◆ Task statement:
Single out each line with the word "image" and copy it.

Data listing
## begin

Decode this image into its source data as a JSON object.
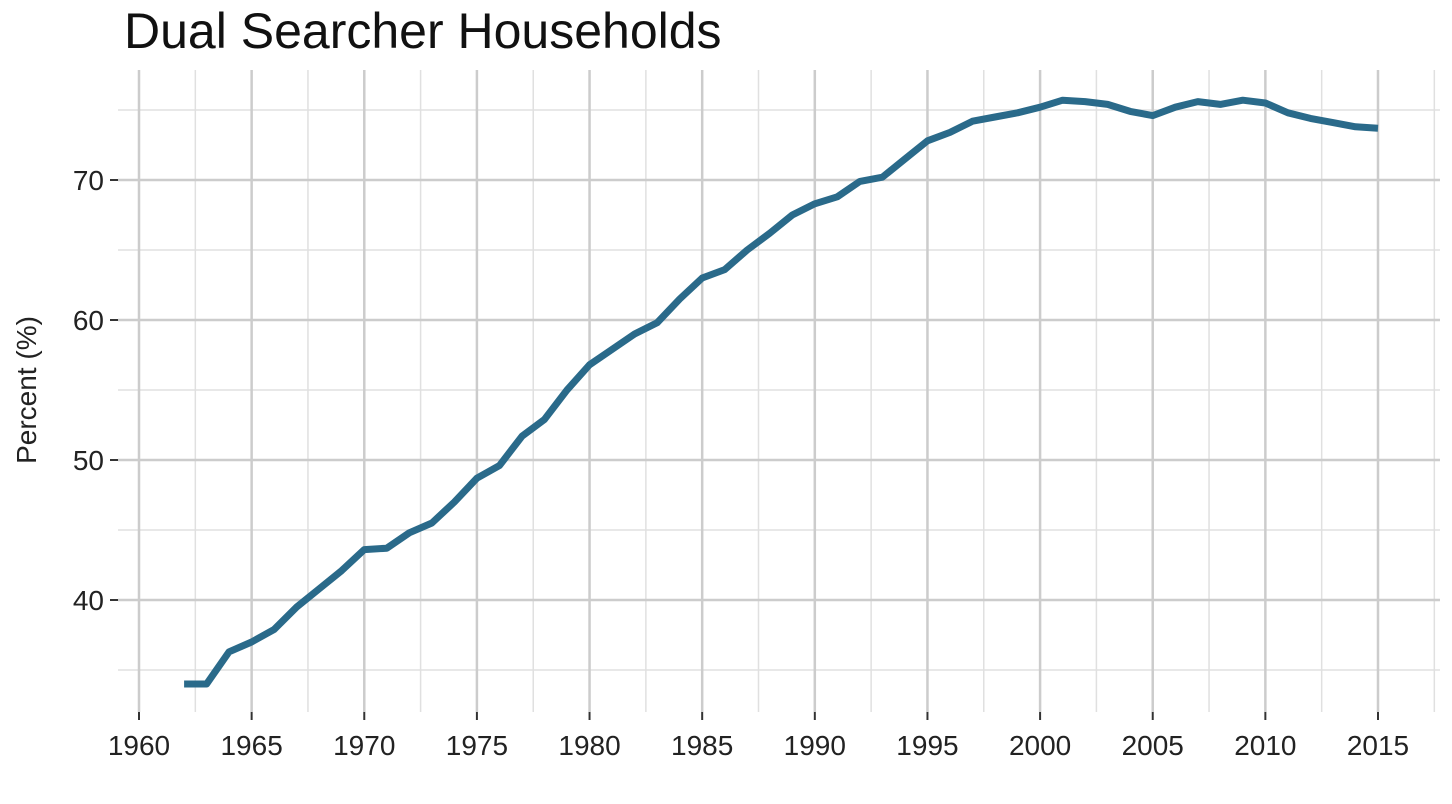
{
  "chart_data": {
    "type": "line",
    "title": "Dual Searcher Households",
    "xlabel": "",
    "ylabel": "Percent (%)",
    "xlim": [
      1960,
      2015
    ],
    "ylim": [
      33,
      76
    ],
    "x_ticks": [
      "1960",
      "1965",
      "1970",
      "1975",
      "1980",
      "1985",
      "1990",
      "1995",
      "2000",
      "2005",
      "2010",
      "2015"
    ],
    "y_ticks": [
      "40",
      "50",
      "60",
      "70"
    ],
    "grid": true,
    "legend": "none",
    "series": [
      {
        "color": "#2a6a8a",
        "x": [
          1962,
          1963,
          1964,
          1965,
          1966,
          1967,
          1968,
          1969,
          1970,
          1971,
          1972,
          1973,
          1974,
          1975,
          1976,
          1977,
          1978,
          1979,
          1980,
          1981,
          1982,
          1983,
          1984,
          1985,
          1986,
          1987,
          1988,
          1989,
          1990,
          1991,
          1992,
          1993,
          1994,
          1995,
          1996,
          1997,
          1998,
          1999,
          2000,
          2001,
          2002,
          2003,
          2004,
          2005,
          2006,
          2007,
          2008,
          2009,
          2010,
          2011,
          2012,
          2013,
          2014,
          2015
        ],
        "values": [
          34.0,
          34.0,
          36.3,
          37.0,
          37.9,
          39.5,
          40.8,
          42.1,
          43.6,
          43.7,
          44.8,
          45.5,
          47.0,
          48.7,
          49.6,
          51.7,
          52.9,
          55.0,
          56.8,
          57.9,
          59.0,
          59.8,
          61.5,
          63.0,
          63.6,
          65.0,
          66.2,
          67.5,
          68.3,
          68.8,
          69.9,
          70.2,
          71.5,
          72.8,
          73.4,
          74.2,
          74.5,
          74.8,
          75.2,
          75.7,
          75.6,
          75.4,
          74.9,
          74.6,
          75.2,
          75.6,
          75.4,
          75.7,
          75.5,
          74.8,
          74.4,
          74.1,
          73.8,
          73.7
        ]
      }
    ]
  }
}
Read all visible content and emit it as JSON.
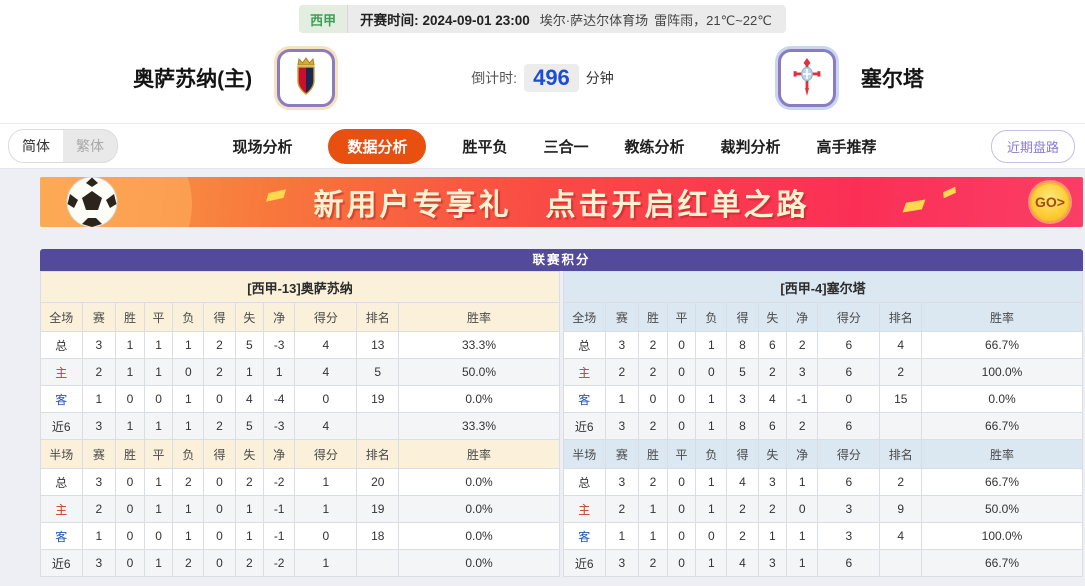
{
  "top_bar": {
    "league": "西甲",
    "kickoff_label": "开赛时间:",
    "kickoff_time": "2024-09-01 23:00",
    "venue": "埃尔·萨达尔体育场",
    "weather": "雷阵雨，21℃~22℃"
  },
  "header": {
    "home_name": "奥萨苏纳(主)",
    "away_name": "塞尔塔",
    "countdown_label": "倒计时:",
    "countdown_value": "496",
    "countdown_unit": "分钟"
  },
  "nav": {
    "lang_simplified": "简体",
    "lang_traditional": "繁体",
    "tabs": [
      {
        "label": "现场分析",
        "active": false
      },
      {
        "label": "数据分析",
        "active": true
      },
      {
        "label": "胜平负",
        "active": false
      },
      {
        "label": "三合一",
        "active": false
      },
      {
        "label": "教练分析",
        "active": false
      },
      {
        "label": "裁判分析",
        "active": false
      },
      {
        "label": "高手推荐",
        "active": false
      }
    ],
    "recent_trend": "近期盘路"
  },
  "banner": {
    "text_left": "新用户专享礼",
    "text_right": "点击开启红单之路",
    "go_label": "GO>"
  },
  "league_table": {
    "title": "联赛积分",
    "columns_full": [
      "全场",
      "赛",
      "胜",
      "平",
      "负",
      "得",
      "失",
      "净",
      "得分",
      "排名",
      "胜率"
    ],
    "columns_half": [
      "半场",
      "赛",
      "胜",
      "平",
      "负",
      "得",
      "失",
      "净",
      "得分",
      "排名",
      "胜率"
    ],
    "home": {
      "header": "[西甲-13]奥萨苏纳",
      "full_rows": [
        {
          "label": "总",
          "type": "total",
          "values": [
            "3",
            "1",
            "1",
            "1",
            "2",
            "5",
            "-3",
            "4",
            "13",
            "33.3%"
          ]
        },
        {
          "label": "主",
          "type": "home",
          "values": [
            "2",
            "1",
            "1",
            "0",
            "2",
            "1",
            "1",
            "4",
            "5",
            "50.0%"
          ]
        },
        {
          "label": "客",
          "type": "away",
          "values": [
            "1",
            "0",
            "0",
            "1",
            "0",
            "4",
            "-4",
            "0",
            "19",
            "0.0%"
          ]
        },
        {
          "label": "近6",
          "type": "recent",
          "values": [
            "3",
            "1",
            "1",
            "1",
            "2",
            "5",
            "-3",
            "4",
            "",
            "33.3%"
          ]
        }
      ],
      "half_rows": [
        {
          "label": "总",
          "type": "total",
          "values": [
            "3",
            "0",
            "1",
            "2",
            "0",
            "2",
            "-2",
            "1",
            "20",
            "0.0%"
          ]
        },
        {
          "label": "主",
          "type": "home",
          "values": [
            "2",
            "0",
            "1",
            "1",
            "0",
            "1",
            "-1",
            "1",
            "19",
            "0.0%"
          ]
        },
        {
          "label": "客",
          "type": "away",
          "values": [
            "1",
            "0",
            "0",
            "1",
            "0",
            "1",
            "-1",
            "0",
            "18",
            "0.0%"
          ]
        },
        {
          "label": "近6",
          "type": "recent",
          "values": [
            "3",
            "0",
            "1",
            "2",
            "0",
            "2",
            "-2",
            "1",
            "",
            "0.0%"
          ]
        }
      ]
    },
    "away": {
      "header": "[西甲-4]塞尔塔",
      "full_rows": [
        {
          "label": "总",
          "type": "total",
          "values": [
            "3",
            "2",
            "0",
            "1",
            "8",
            "6",
            "2",
            "6",
            "4",
            "66.7%"
          ]
        },
        {
          "label": "主",
          "type": "home",
          "values": [
            "2",
            "2",
            "0",
            "0",
            "5",
            "2",
            "3",
            "6",
            "2",
            "100.0%"
          ]
        },
        {
          "label": "客",
          "type": "away",
          "values": [
            "1",
            "0",
            "0",
            "1",
            "3",
            "4",
            "-1",
            "0",
            "15",
            "0.0%"
          ]
        },
        {
          "label": "近6",
          "type": "recent",
          "values": [
            "3",
            "2",
            "0",
            "1",
            "8",
            "6",
            "2",
            "6",
            "",
            "66.7%"
          ]
        }
      ],
      "half_rows": [
        {
          "label": "总",
          "type": "total",
          "values": [
            "3",
            "2",
            "0",
            "1",
            "4",
            "3",
            "1",
            "6",
            "2",
            "66.7%"
          ]
        },
        {
          "label": "主",
          "type": "home",
          "values": [
            "2",
            "1",
            "0",
            "1",
            "2",
            "2",
            "0",
            "3",
            "9",
            "50.0%"
          ]
        },
        {
          "label": "客",
          "type": "away",
          "values": [
            "1",
            "1",
            "0",
            "0",
            "2",
            "1",
            "1",
            "3",
            "4",
            "100.0%"
          ]
        },
        {
          "label": "近6",
          "type": "recent",
          "values": [
            "3",
            "2",
            "0",
            "1",
            "4",
            "3",
            "1",
            "6",
            "",
            "66.7%"
          ]
        }
      ]
    }
  },
  "colors": {
    "accent_orange": "#e85010",
    "title_purple": "#544a9b",
    "home_cream": "#fbf1da",
    "away_blue": "#dbe7f1",
    "home_row_red": "#c43a2e",
    "away_row_blue": "#2456b8",
    "league_green": "#3f9e57",
    "countdown_blue": "#1b4ed3",
    "recent_trend_purple": "#8a7cd0",
    "banner_gradient_start": "#f8a24b",
    "banner_gradient_end": "#fb2f56",
    "go_gold": "#fdc930",
    "content_bg": "#edeff4"
  }
}
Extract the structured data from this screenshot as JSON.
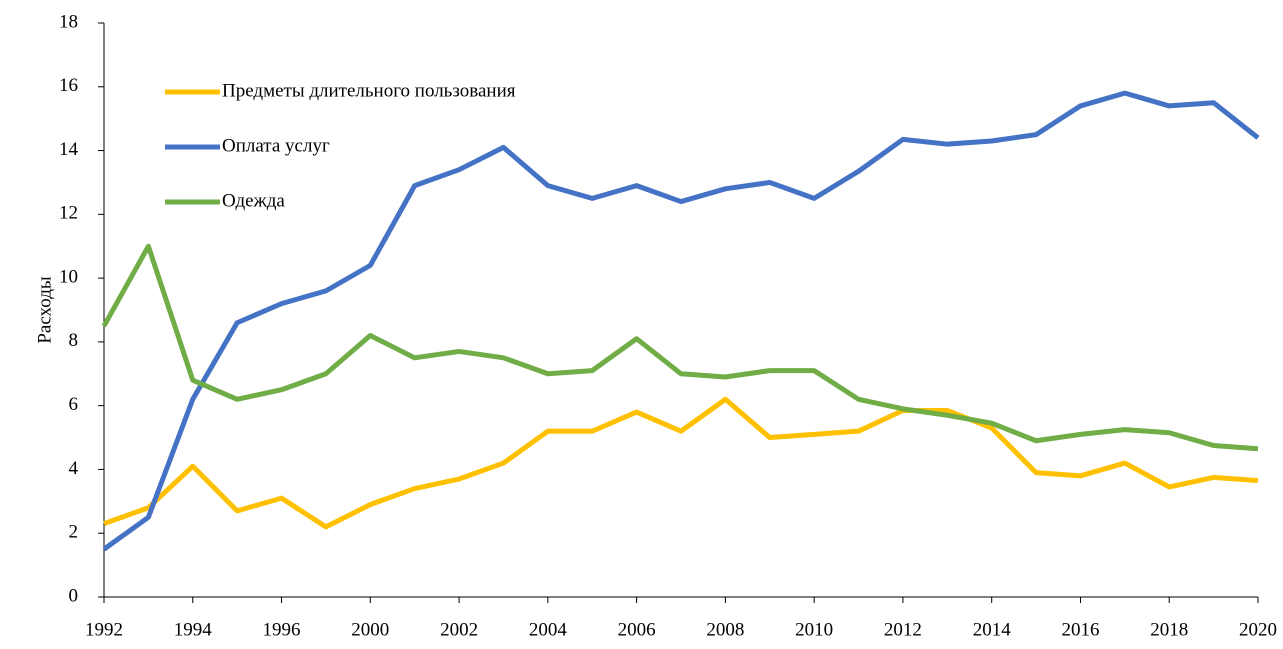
{
  "chart_data": {
    "type": "line",
    "y_label": "Расходы",
    "categories": [
      "1992",
      null,
      "1994",
      null,
      "1996",
      null,
      "2000",
      null,
      "2002",
      null,
      "2004",
      null,
      "2006",
      null,
      "2008",
      null,
      "2010",
      null,
      "2012",
      null,
      "2014",
      null,
      "2016",
      null,
      "2018",
      null,
      "2020"
    ],
    "series": [
      {
        "name": "Предметы длительного пользования",
        "color": "#ffc000",
        "values": [
          2.3,
          2.8,
          4.1,
          2.7,
          3.1,
          2.2,
          2.9,
          3.4,
          3.7,
          4.2,
          5.2,
          5.2,
          5.8,
          5.2,
          6.2,
          5.0,
          5.1,
          5.2,
          5.85,
          5.85,
          5.3,
          3.9,
          3.8,
          4.2,
          3.45,
          3.75,
          3.65
        ]
      },
      {
        "name": "Оплата услуг",
        "color": "#4472c4",
        "values": [
          1.5,
          2.5,
          6.2,
          8.6,
          9.2,
          9.6,
          10.4,
          12.9,
          13.4,
          14.1,
          12.9,
          12.5,
          12.9,
          12.4,
          12.8,
          13.0,
          12.5,
          13.35,
          14.35,
          14.2,
          14.3,
          14.5,
          15.4,
          15.8,
          15.4,
          15.5,
          14.4
        ]
      },
      {
        "name": "Одежда",
        "color": "#70ad47",
        "values": [
          8.5,
          11.0,
          6.8,
          6.2,
          6.5,
          7.0,
          8.2,
          7.5,
          7.7,
          7.5,
          7.0,
          7.1,
          8.1,
          7.0,
          6.9,
          7.1,
          7.1,
          6.2,
          5.9,
          5.7,
          5.45,
          4.9,
          5.1,
          5.25,
          5.15,
          4.75,
          4.65
        ]
      }
    ],
    "ylim": [
      0,
      18
    ],
    "yticks": [
      0,
      2,
      4,
      6,
      8,
      10,
      12,
      14,
      16,
      18
    ],
    "grid": false,
    "legend": "upper left"
  }
}
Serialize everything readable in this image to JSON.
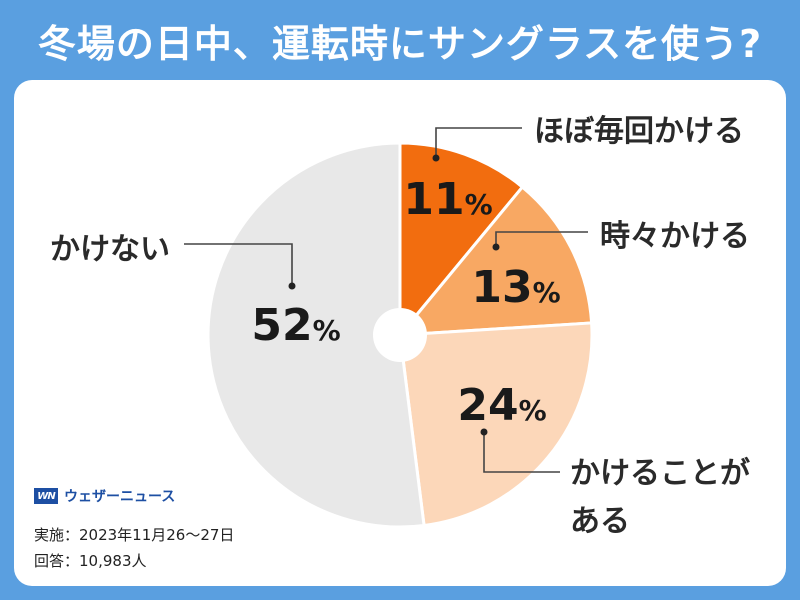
{
  "header": {
    "title": "冬場の日中、運転時にサングラスを使う?"
  },
  "chart_data": {
    "type": "pie",
    "categories": [
      "ほぼ毎回かける",
      "時々かける",
      "かけることがある",
      "かけない"
    ],
    "values": [
      11,
      13,
      24,
      52
    ],
    "value_labels": [
      "11",
      "13",
      "24",
      "52"
    ],
    "percent_sign": "%",
    "category_lines": [
      [
        "ほぼ毎回かける"
      ],
      [
        "時々かける"
      ],
      [
        "かけることが",
        "ある"
      ],
      [
        "かけない"
      ]
    ],
    "colors": [
      "#f26d0f",
      "#f8a863",
      "#fcd7b9",
      "#e8e8e8"
    ],
    "title": "冬場の日中、運転時にサングラスを使う?"
  },
  "footer": {
    "logo_mark": "WN",
    "logo_text": "ウェザーニュース",
    "survey_date": "実施：2023年11月26～27日",
    "respondents": "回答：10,983人"
  }
}
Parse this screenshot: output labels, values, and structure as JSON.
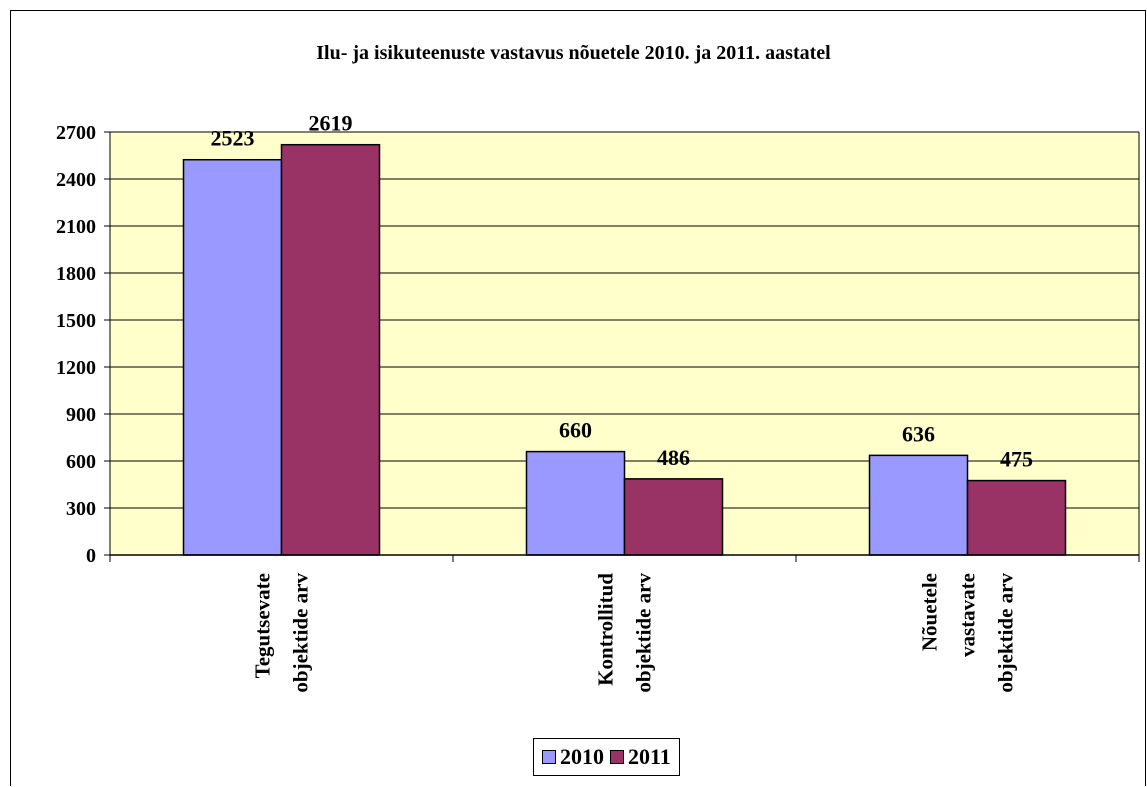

## end

◆ Finished task:
Decode this image into its source data as a JSON object.
Serialize everything readable in this image to JSON.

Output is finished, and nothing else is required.